# Dataset rows
§
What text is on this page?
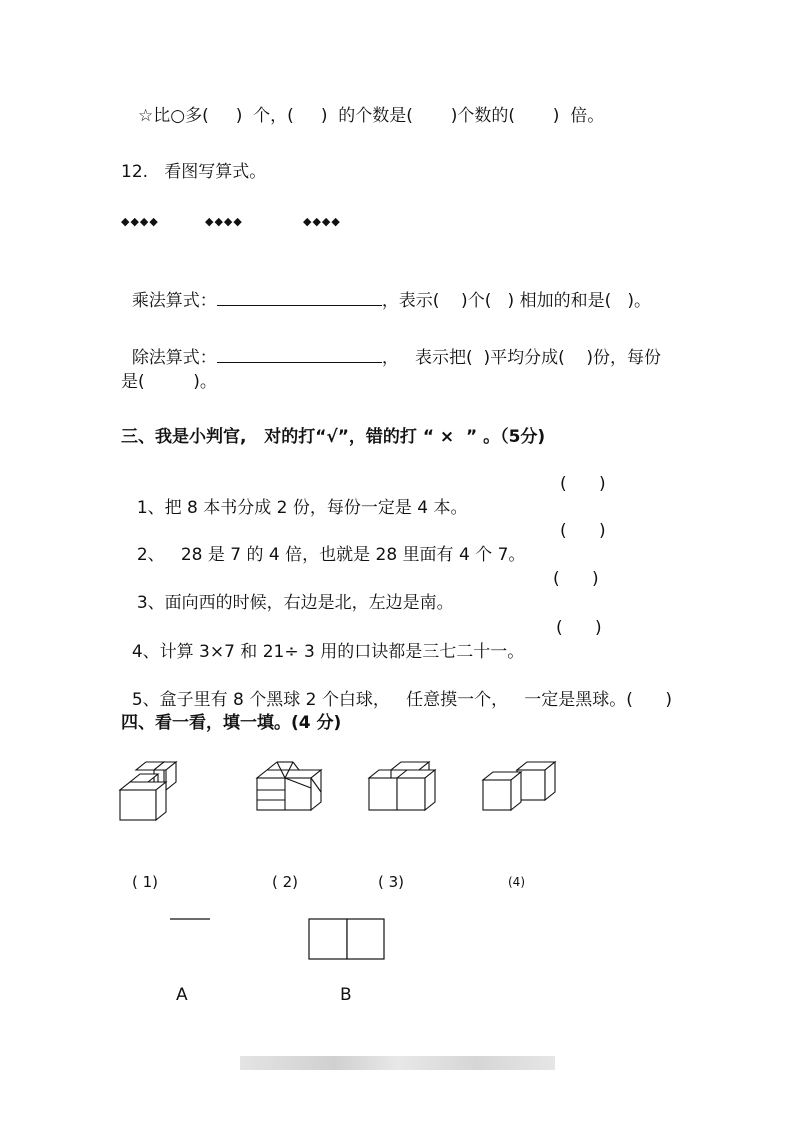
☆比○多(     )  个，(     )  的个数是(       )个数的(       )  倍。
12.   看图写算式。
◆◆◆◆	◆◆◆◆	◆◆◆◆

乘法算式：	，表示(    )个(   ) 相加的和是(   )。

除法算式：	，   表示把(  )平均分成(    )份，每份

是(         )。
三、我是小判官,   对的打“√”，错的打 “ ×  ” 。（5分)

1、把 8 本书分成 2 份，每份一定是 4 本。

(      )

2、   28 是 7 的 4 倍，也就是 28 里面有 4 个 7。

(      )

3、面向西的时候，右边是北，左边是南。

(      )

4、计算 3×7 和 21÷ 3 用的口诀都是三七二十一。

(      )

5、盒子里有 8 个黑球 2 个白球，   任意摸一个，   一定是黑球。(      )

四、看一看，填一填。(4 分)
( 1)	( 2)	( 3)	(4)
A	B
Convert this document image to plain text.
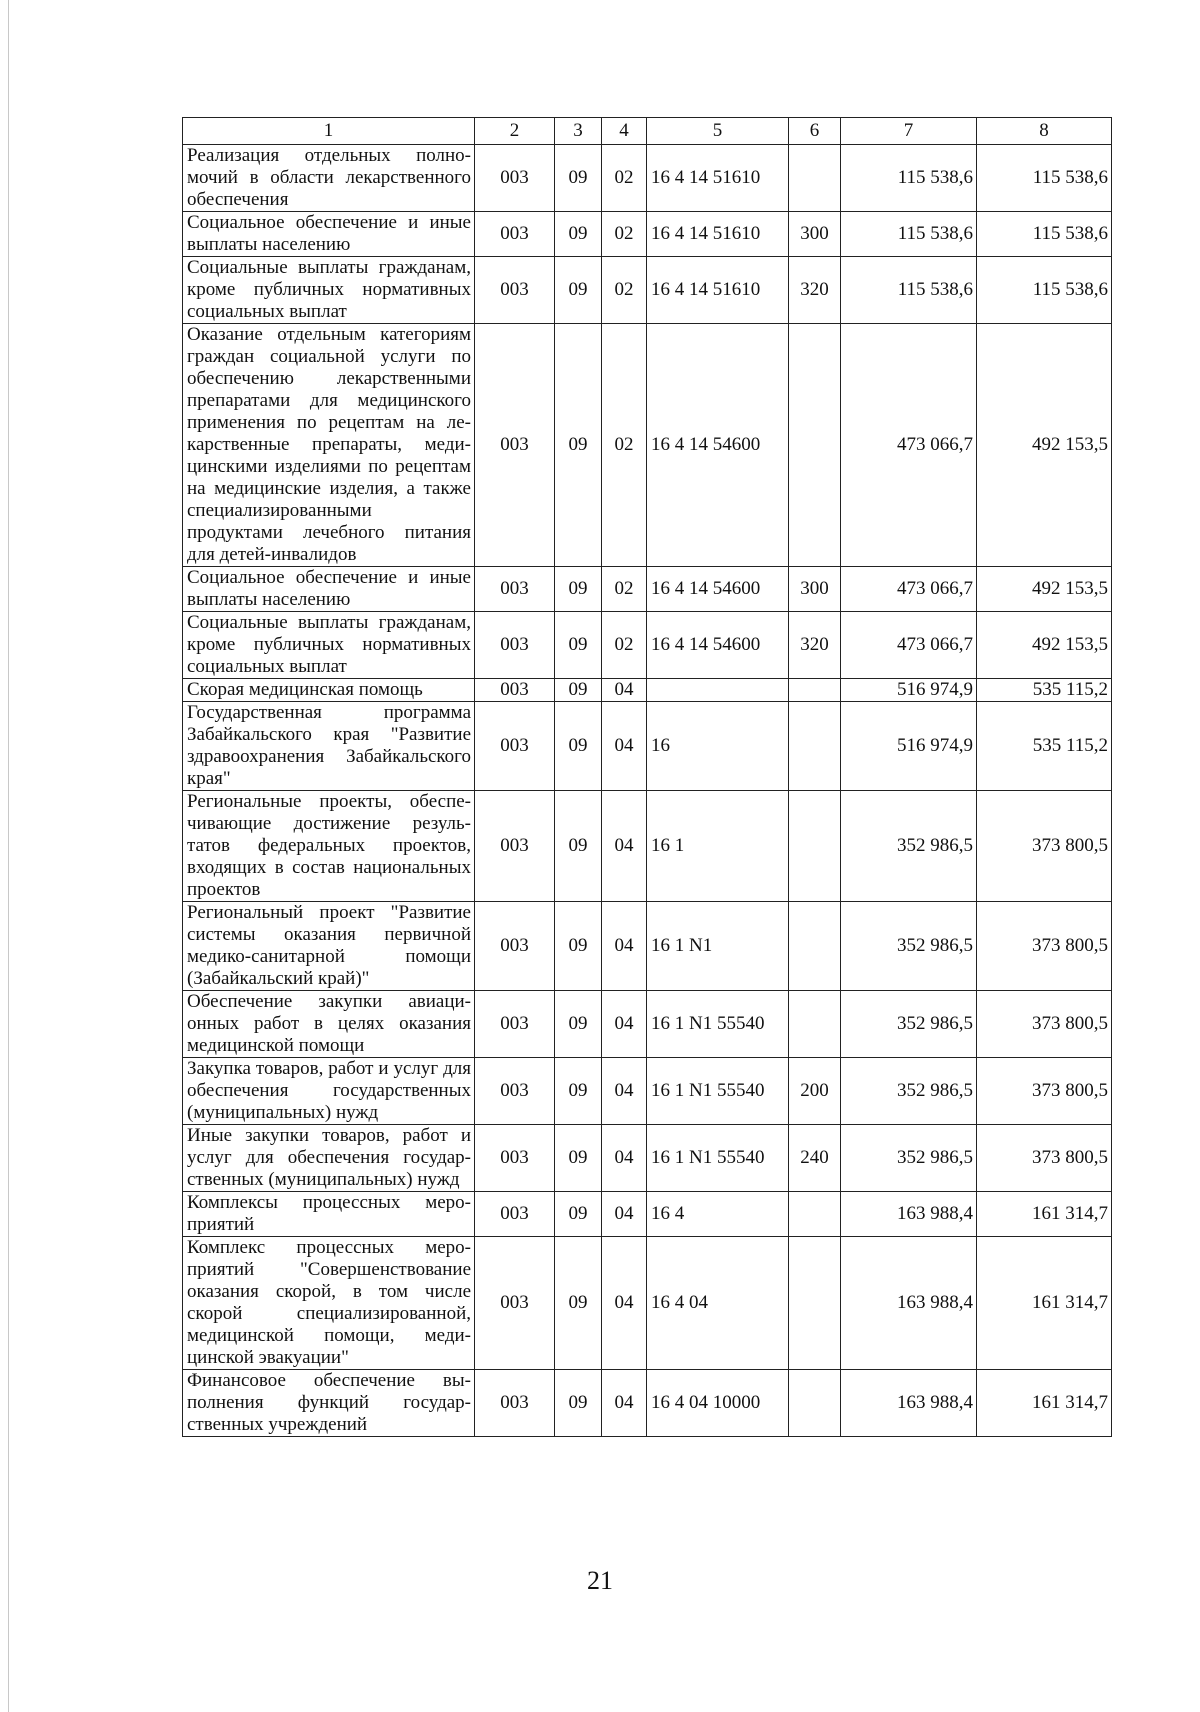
1	2	3	4	5	6	7	8
Реализация отдельных полномочий в области лекарственного обеспечения	003	09	02	16 4 14 51610		115 538,6	115 538,6
Социальное обеспечение и иные выплаты населению	003	09	02	16 4 14 51610	300	115 538,6	115 538,6
Социальные выплаты гражданам, кроме публичных нормативных социальных выплат	003	09	02	16 4 14 51610	320	115 538,6	115 538,6
Оказание отдельным категориям граждан социальной услуги по обеспечению лекарственными препаратами для медицинского применения по рецептам на лекарственные препараты, медицинскими изделиями по рецептам на медицинские изделия, а также специализированными продуктами лечебного питания для детей-инвалидов	003	09	02	16 4 14 54600		473 066,7	492 153,5
Социальное обеспечение и иные выплаты населению	003	09	02	16 4 14 54600	300	473 066,7	492 153,5
Социальные выплаты гражданам, кроме публичных нормативных социальных выплат	003	09	02	16 4 14 54600	320	473 066,7	492 153,5
Скорая медицинская помощь	003	09	04			516 974,9	535 115,2
Государственная программа Забайкальского края "Развитие здравоохранения Забайкальского края"	003	09	04	16		516 974,9	535 115,2
Региональные проекты, обеспечивающие достижение результатов федеральных проектов, входящих в состав национальных проектов	003	09	04	16 1		352 986,5	373 800,5
Региональный проект "Развитие системы оказания первичной медико-санитарной помощи (Забайкальский край)"	003	09	04	16 1 N1		352 986,5	373 800,5
Обеспечение закупки авиационных работ в целях оказания медицинской помощи	003	09	04	16 1 N1 55540		352 986,5	373 800,5
Закупка товаров, работ и услуг для обеспечения государственных (муниципальных) нужд	003	09	04	16 1 N1 55540	200	352 986,5	373 800,5
Иные закупки товаров, работ и услуг для обеспечения государственных (муниципальных) нужд	003	09	04	16 1 N1 55540	240	352 986,5	373 800,5
Комплексы процессных мероприятий	003	09	04	16 4		163 988,4	161 314,7
Комплекс процессных мероприятий "Совершенствование оказания скорой, в том числе скорой специализированной, медицинской помощи, медицинской эвакуации"	003	09	04	16 4 04		163 988,4	161 314,7
Финансовое обеспечение выполнения функций государственных учреждений	003	09	04	16 4 04 10000		163 988,4	161 314,7
21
§
# Short problem
Write out the listing above exactly as it stands, pictures excluded.

# Full output
What text is on this page?
☆比○多(     )  个，(     )  的个数是(       )个数的(       )  倍。
12.   看图写算式。
◆◆◆◆	◆◆◆◆	◆◆◆◆

乘法算式：	，表示(    )个(   ) 相加的和是(   )。

除法算式：	，   表示把(  )平均分成(    )份，每份

是(         )。
三、我是小判官,   对的打“√”，错的打 “ ×  ” 。（5分)

1、把 8 本书分成 2 份，每份一定是 4 本。

(      )

2、   28 是 7 的 4 倍，也就是 28 里面有 4 个 7。

(      )

3、面向西的时候，右边是北，左边是南。

(      )

4、计算 3×7 和 21÷ 3 用的口诀都是三七二十一。

(      )

5、盒子里有 8 个黑球 2 个白球，   任意摸一个，   一定是黑球。(      )

四、看一看，填一填。(4 分)
( 1)	( 2)	( 3)	(4)
A	B
Convert this document image to plain text.
1	2	3	4	5	6	7	8
Реализация отдельных полномочий в области лекарственного обеспечения	003	09	02	16 4 14 51610		115 538,6	115 538,6
Социальное обеспечение и иные выплаты населению	003	09	02	16 4 14 51610	300	115 538,6	115 538,6
Социальные выплаты гражданам, кроме публичных нормативных социальных выплат	003	09	02	16 4 14 51610	320	115 538,6	115 538,6
Оказание отдельным категориям граждан социальной услуги по обеспечению лекарственными препаратами для медицинского применения по рецептам на лекарственные препараты, медицинскими изделиями по рецептам на медицинские изделия, а также специализированными продуктами лечебного питания для детей-инвалидов	003	09	02	16 4 14 54600		473 066,7	492 153,5
Социальное обеспечение и иные выплаты населению	003	09	02	16 4 14 54600	300	473 066,7	492 153,5
Социальные выплаты гражданам, кроме публичных нормативных социальных выплат	003	09	02	16 4 14 54600	320	473 066,7	492 153,5
Скорая медицинская помощь	003	09	04			516 974,9	535 115,2
Государственная программа Забайкальского края "Развитие здравоохранения Забайкальского края"	003	09	04	16		516 974,9	535 115,2
Региональные проекты, обеспечивающие достижение результатов федеральных проектов, входящих в состав национальных проектов	003	09	04	16 1		352 986,5	373 800,5
Региональный проект "Развитие системы оказания первичной медико-санитарной помощи (Забайкальский край)"	003	09	04	16 1 N1		352 986,5	373 800,5
Обеспечение закупки авиационных работ в целях оказания медицинской помощи	003	09	04	16 1 N1 55540		352 986,5	373 800,5
Закупка товаров, работ и услуг для обеспечения государственных (муниципальных) нужд	003	09	04	16 1 N1 55540	200	352 986,5	373 800,5
Иные закупки товаров, работ и услуг для обеспечения государственных (муниципальных) нужд	003	09	04	16 1 N1 55540	240	352 986,5	373 800,5
Комплексы процессных мероприятий	003	09	04	16 4		163 988,4	161 314,7
Комплекс процессных мероприятий "Совершенствование оказания скорой, в том числе скорой специализированной, медицинской помощи, медицинской эвакуации"	003	09	04	16 4 04		163 988,4	161 314,7
Финансовое обеспечение выполнения функций государственных учреждений	003	09	04	16 4 04 10000		163 988,4	161 314,7
21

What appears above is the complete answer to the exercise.